▶ **THE TASK**: Identify every line in the records below that contains the word "довіряю", and copy each of those lines.

▶ **RECORD SET**:

══════════════════════════════

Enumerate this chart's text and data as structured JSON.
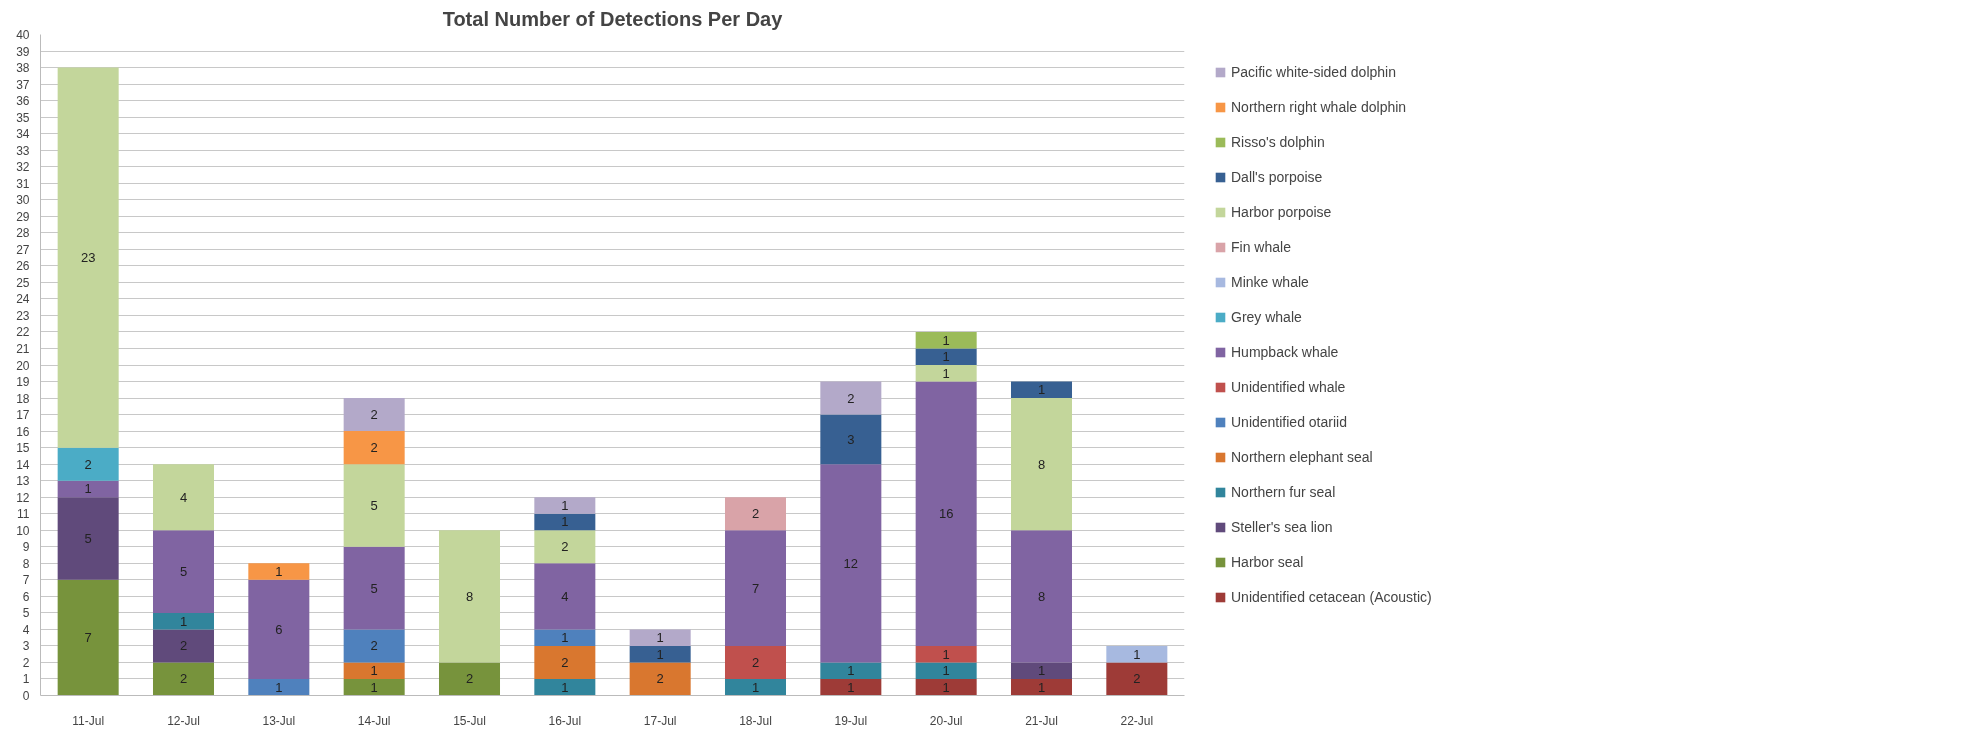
{
  "chart_data": {
    "type": "bar",
    "title": "Total Number of Detections Per Day",
    "stacked": true,
    "data_labels": true,
    "grid": "y",
    "legend": "right",
    "categories": [
      "11-Jul",
      "12-Jul",
      "13-Jul",
      "14-Jul",
      "15-Jul",
      "16-Jul",
      "17-Jul",
      "18-Jul",
      "19-Jul",
      "20-Jul",
      "21-Jul",
      "22-Jul"
    ],
    "ylim": [
      0,
      40
    ],
    "yticks": [
      0,
      1,
      2,
      3,
      4,
      5,
      6,
      7,
      8,
      9,
      10,
      11,
      12,
      13,
      14,
      15,
      16,
      17,
      18,
      19,
      20,
      21,
      22,
      23,
      24,
      25,
      26,
      27,
      28,
      29,
      30,
      31,
      32,
      33,
      34,
      35,
      36,
      37,
      38,
      39,
      40
    ],
    "series": [
      {
        "name": "Unidentified cetacean (Acoustic)",
        "color": "#9e3b37",
        "values": [
          null,
          null,
          null,
          null,
          null,
          null,
          null,
          null,
          1,
          1,
          1,
          2
        ]
      },
      {
        "name": "Harbor seal",
        "color": "#77933c",
        "values": [
          7,
          2,
          null,
          1,
          2,
          null,
          null,
          null,
          null,
          null,
          null,
          null
        ]
      },
      {
        "name": "Steller's sea lion",
        "color": "#604a7b",
        "values": [
          5,
          2,
          null,
          null,
          null,
          null,
          null,
          null,
          null,
          null,
          1,
          null
        ]
      },
      {
        "name": "Northern fur seal",
        "color": "#31859c",
        "values": [
          null,
          1,
          null,
          null,
          null,
          1,
          null,
          1,
          1,
          1,
          null,
          null
        ]
      },
      {
        "name": "Northern elephant seal",
        "color": "#d9772f",
        "values": [
          null,
          null,
          null,
          1,
          null,
          2,
          2,
          null,
          null,
          null,
          null,
          null
        ]
      },
      {
        "name": "Unidentified otariid",
        "color": "#4f81bd",
        "values": [
          null,
          null,
          1,
          2,
          null,
          1,
          null,
          null,
          null,
          null,
          null,
          null
        ]
      },
      {
        "name": "Unidentified whale",
        "color": "#c0504d",
        "values": [
          null,
          null,
          null,
          null,
          null,
          null,
          null,
          2,
          null,
          1,
          null,
          null
        ]
      },
      {
        "name": "Humpback whale",
        "color": "#8064a2",
        "values": [
          1,
          5,
          6,
          5,
          null,
          4,
          null,
          7,
          12,
          16,
          8,
          null
        ]
      },
      {
        "name": "Grey whale",
        "color": "#4bacc6",
        "values": [
          2,
          null,
          null,
          null,
          null,
          null,
          null,
          null,
          null,
          null,
          null,
          null
        ]
      },
      {
        "name": "Minke whale",
        "color": "#a7b9e0",
        "values": [
          null,
          null,
          null,
          null,
          null,
          null,
          null,
          null,
          null,
          null,
          null,
          1
        ]
      },
      {
        "name": "Fin whale",
        "color": "#d9a3a8",
        "values": [
          null,
          null,
          null,
          null,
          null,
          null,
          null,
          2,
          null,
          null,
          null,
          null
        ]
      },
      {
        "name": "Harbor porpoise",
        "color": "#c3d69b",
        "values": [
          23,
          4,
          null,
          5,
          8,
          2,
          null,
          null,
          null,
          1,
          8,
          null
        ]
      },
      {
        "name": "Dall's porpoise",
        "color": "#376092",
        "values": [
          null,
          null,
          null,
          null,
          null,
          1,
          1,
          null,
          3,
          1,
          1,
          null
        ]
      },
      {
        "name": "Risso's dolphin",
        "color": "#9bbb59",
        "values": [
          null,
          null,
          null,
          null,
          null,
          null,
          null,
          null,
          null,
          1,
          null,
          null
        ]
      },
      {
        "name": "Northern right whale dolphin",
        "color": "#f79646",
        "values": [
          null,
          null,
          1,
          2,
          null,
          null,
          null,
          null,
          null,
          null,
          null,
          null
        ]
      },
      {
        "name": "Pacific white-sided dolphin",
        "color": "#b3a9c9",
        "values": [
          null,
          null,
          null,
          2,
          null,
          1,
          1,
          null,
          2,
          null,
          null,
          null
        ]
      }
    ]
  }
}
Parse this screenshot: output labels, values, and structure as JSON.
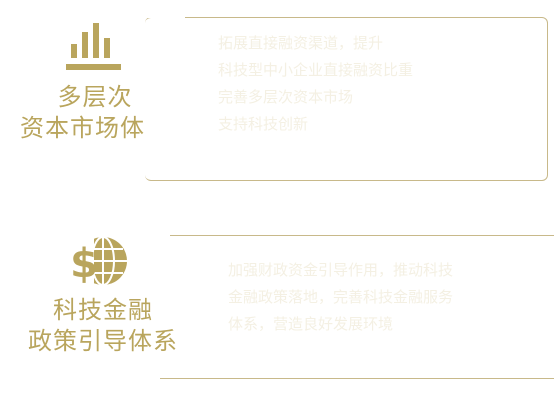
{
  "accent_color": "#b9a55d",
  "sections": [
    {
      "icon": "bar-chart-icon",
      "title_line1": "多层次",
      "title_line2": "资本市场体系",
      "lines": [
        "拓展直接融资渠道，提升",
        "科技型中小企业直接融资比重",
        "完善多层次资本市场",
        "支持科技创新"
      ]
    },
    {
      "icon": "dollar-globe-icon",
      "title_line1": "科技金融",
      "title_line2": "政策引导体系",
      "lines": [
        "加强财政资金引导作用，推动科技",
        "金融政策落地，完善科技金融服务",
        "体系，营造良好发展环境"
      ]
    }
  ]
}
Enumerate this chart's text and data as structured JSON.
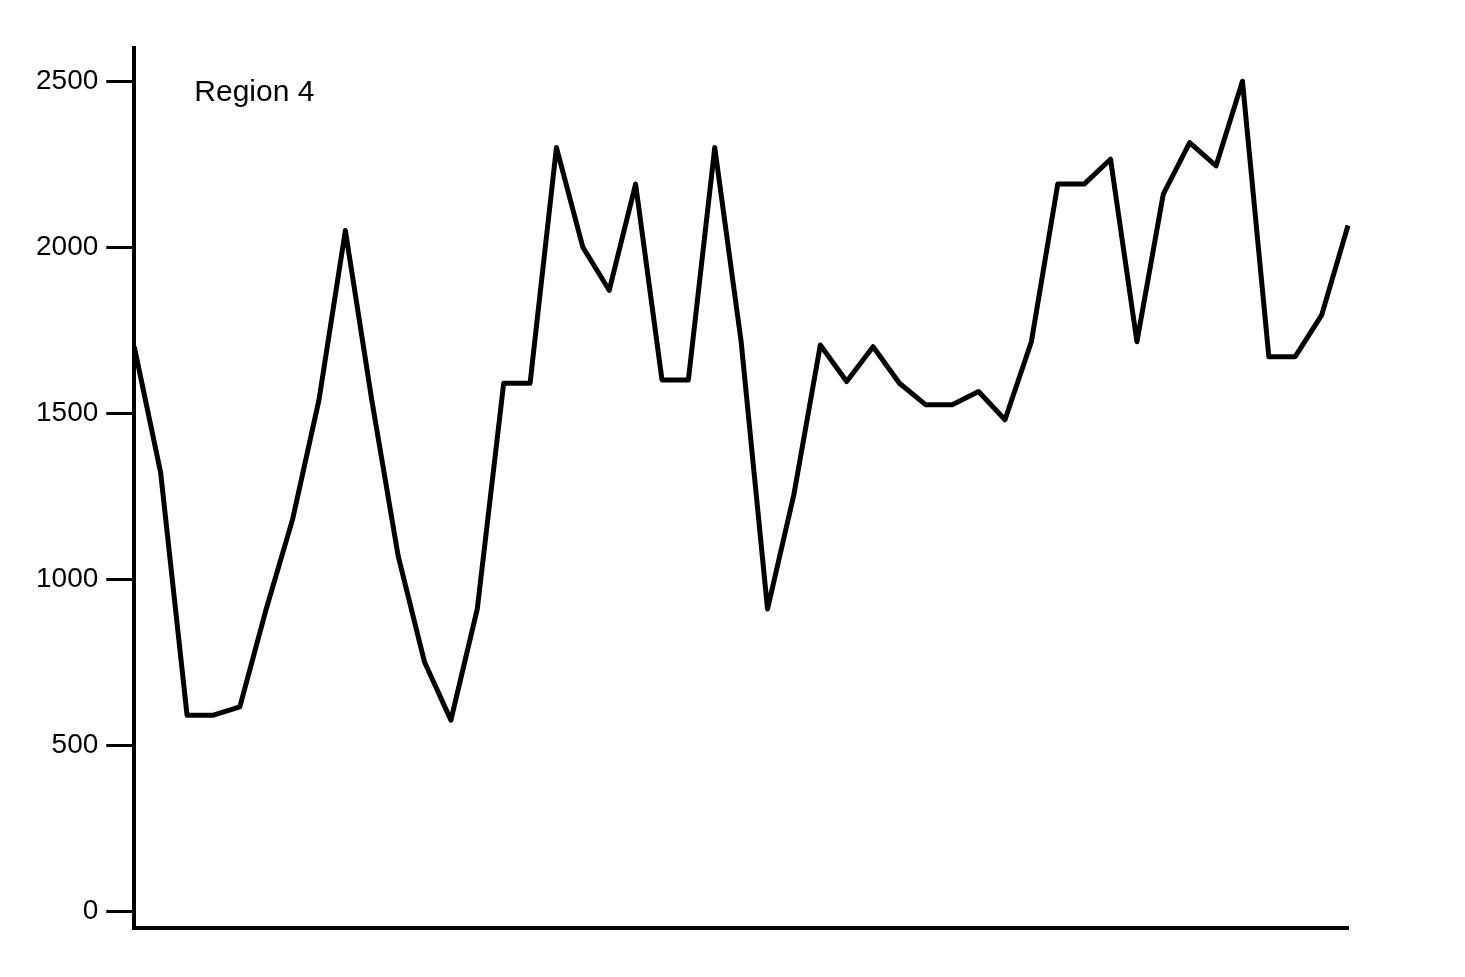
{
  "chart_data": {
    "type": "line",
    "annotations": [
      "Region 4"
    ],
    "categories": [
      null,
      null,
      null,
      null,
      null,
      null,
      null,
      null,
      null,
      null,
      null,
      null,
      null,
      null,
      null,
      null,
      null,
      null,
      null,
      null,
      null,
      null,
      null,
      null,
      null,
      null,
      null,
      null,
      null,
      null,
      null,
      null,
      null,
      null,
      null,
      null,
      null,
      null,
      null,
      null,
      null,
      null,
      null,
      null,
      null,
      null,
      null
    ],
    "series": [
      {
        "color": "#000000",
        "values": [
          1700,
          1320,
          590,
          590,
          615,
          910,
          1180,
          1540,
          2050,
          1540,
          1070,
          750,
          575,
          910,
          1590,
          1590,
          2300,
          2000,
          1870,
          2190,
          1600,
          1600,
          2300,
          1715,
          910,
          1255,
          1705,
          1595,
          1700,
          1590,
          1525,
          1525,
          1565,
          1480,
          1715,
          2190,
          2190,
          2265,
          1715,
          2160,
          2315,
          2245,
          2500,
          1670,
          1670,
          1795,
          2065
        ]
      }
    ],
    "ylim": [
      -50,
      2600
    ],
    "yticks": [
      0,
      500,
      1000,
      1500,
      2000,
      2500
    ],
    "grid": false,
    "legend": false,
    "marker": "none",
    "line_style": "solid"
  }
}
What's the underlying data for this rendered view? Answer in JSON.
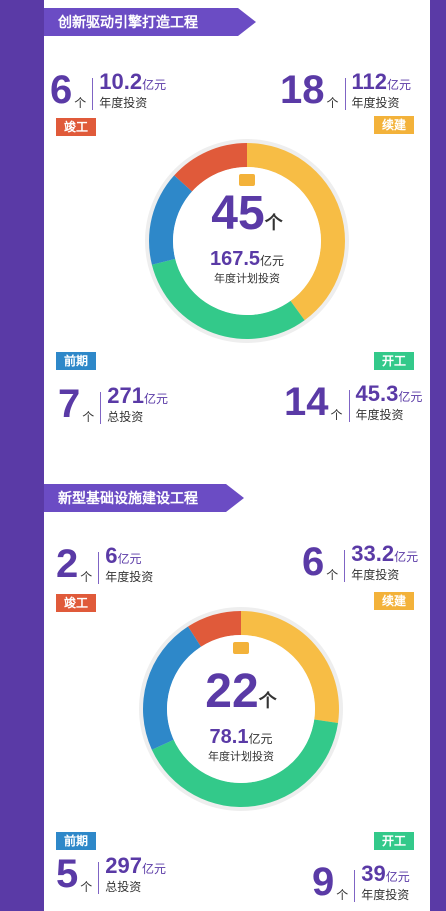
{
  "sections": [
    {
      "title": "创新驱动引擎打造工程",
      "center": {
        "count": "45",
        "count_unit": "个",
        "plan_invest": "167.5",
        "plan_unit": "亿元",
        "plan_label": "年度计划投资"
      },
      "stats": {
        "completed": {
          "tag": "竣工",
          "count": "6",
          "unit": "个",
          "amount": "10.2",
          "amount_unit": "亿元",
          "amount_label": "年度投资"
        },
        "continued": {
          "tag": "续建",
          "count": "18",
          "unit": "个",
          "amount": "112",
          "amount_unit": "亿元",
          "amount_label": "年度投资"
        },
        "prelim": {
          "tag": "前期",
          "count": "7",
          "unit": "个",
          "amount": "271",
          "amount_unit": "亿元",
          "amount_label": "总投资"
        },
        "started": {
          "tag": "开工",
          "count": "14",
          "unit": "个",
          "amount": "45.3",
          "amount_unit": "亿元",
          "amount_label": "年度投资"
        }
      }
    },
    {
      "title": "新型基础设施建设工程",
      "center": {
        "count": "22",
        "count_unit": "个",
        "plan_invest": "78.1",
        "plan_unit": "亿元",
        "plan_label": "年度计划投资"
      },
      "stats": {
        "completed": {
          "tag": "竣工",
          "count": "2",
          "unit": "个",
          "amount": "6",
          "amount_unit": "亿元",
          "amount_label": "年度投资"
        },
        "continued": {
          "tag": "续建",
          "count": "6",
          "unit": "个",
          "amount": "33.2",
          "amount_unit": "亿元",
          "amount_label": "年度投资"
        },
        "prelim": {
          "tag": "前期",
          "count": "5",
          "unit": "个",
          "amount": "297",
          "amount_unit": "亿元",
          "amount_label": "总投资"
        },
        "started": {
          "tag": "开工",
          "count": "9",
          "unit": "个",
          "amount": "39",
          "amount_unit": "亿元",
          "amount_label": "年度投资"
        }
      }
    }
  ],
  "colors": {
    "completed": "#e05a3a",
    "continued": "#f7bd45",
    "prelim": "#2e88c9",
    "started": "#33c98a",
    "accent": "#5a3aa6"
  },
  "chart_data": [
    {
      "type": "pie",
      "title": "创新驱动引擎打造工程",
      "categories": [
        "竣工",
        "续建",
        "开工",
        "前期"
      ],
      "values": [
        6,
        18,
        14,
        7
      ]
    },
    {
      "type": "pie",
      "title": "新型基础设施建设工程",
      "categories": [
        "竣工",
        "续建",
        "开工",
        "前期"
      ],
      "values": [
        2,
        6,
        9,
        5
      ]
    }
  ]
}
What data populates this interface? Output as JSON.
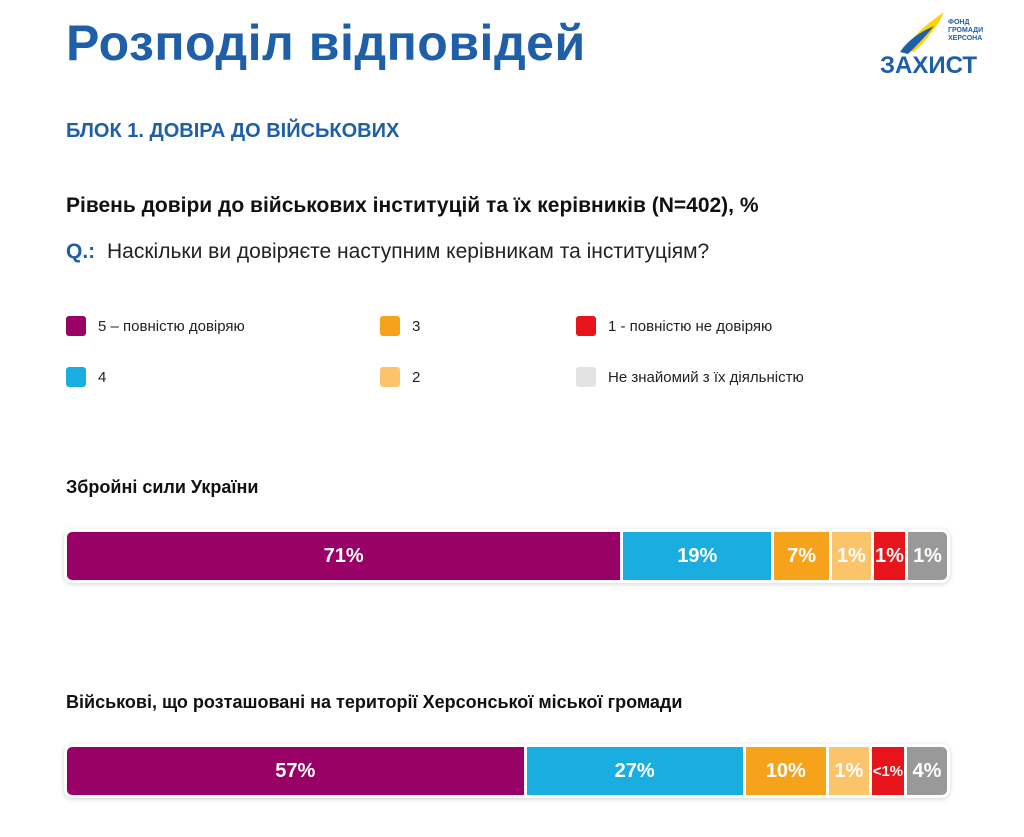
{
  "header": {
    "title": "Розподіл відповідей",
    "logo": {
      "fund_text": "ФОНД ГРОМАДИ ХЕРСОНА",
      "word": "ЗАХИСТ"
    }
  },
  "block_title": "БЛОК 1. ДОВІРА ДО ВІЙСЬКОВИХ",
  "chart_title": "Рівень довіри до військових інституцій та їх керівників (N=402), %",
  "question": {
    "prefix": "Q.:",
    "text": "Наскільки ви довіряєте наступним керівникам та інституціям?"
  },
  "legend": [
    {
      "label": "5 – повністю довіряю",
      "color": "#990066"
    },
    {
      "label": "4",
      "color": "#1aaee0"
    },
    {
      "label": "3",
      "color": "#f7a21b"
    },
    {
      "label": "2",
      "color": "#fbc46a"
    },
    {
      "label": "1 - повністю не довіряю",
      "color": "#e8141b"
    },
    {
      "label": "Не знайомий з їх діяльністю",
      "color": "#e3e3e3"
    }
  ],
  "chart_data": {
    "type": "bar",
    "stacked": true,
    "orientation": "horizontal",
    "unit": "%",
    "categories": [
      "5 – повністю довіряю",
      "4",
      "3",
      "2",
      "1 - повністю не довіряю",
      "Не знайомий з їх діяльністю"
    ],
    "rows": [
      {
        "name": "Збройні сили України",
        "values": [
          71,
          19,
          7,
          1,
          1,
          1
        ],
        "labels": [
          "71%",
          "19%",
          "7%",
          "1%",
          "1%",
          "1%"
        ],
        "colors": [
          "#990066",
          "#1aaee0",
          "#f7a21b",
          "#fbc46a",
          "#e8141b",
          "#999999"
        ]
      },
      {
        "name": "Військові, що розташовані на території  Херсонської міської громади",
        "values": [
          57,
          27,
          10,
          1,
          0.5,
          4
        ],
        "labels": [
          "57%",
          "27%",
          "10%",
          "1%",
          "<1%",
          "4%"
        ],
        "colors": [
          "#990066",
          "#1aaee0",
          "#f7a21b",
          "#fbc46a",
          "#e8141b",
          "#999999"
        ]
      }
    ]
  }
}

══════════════════════════════

▶ **SOLUTION FOR THIS EXERCISE**:
      "label": "5 – повністю довіряю",
      "label": "1 - повністю не довіряю",
      "5 – повністю довіряю",
      "1 - повністю не довіряю",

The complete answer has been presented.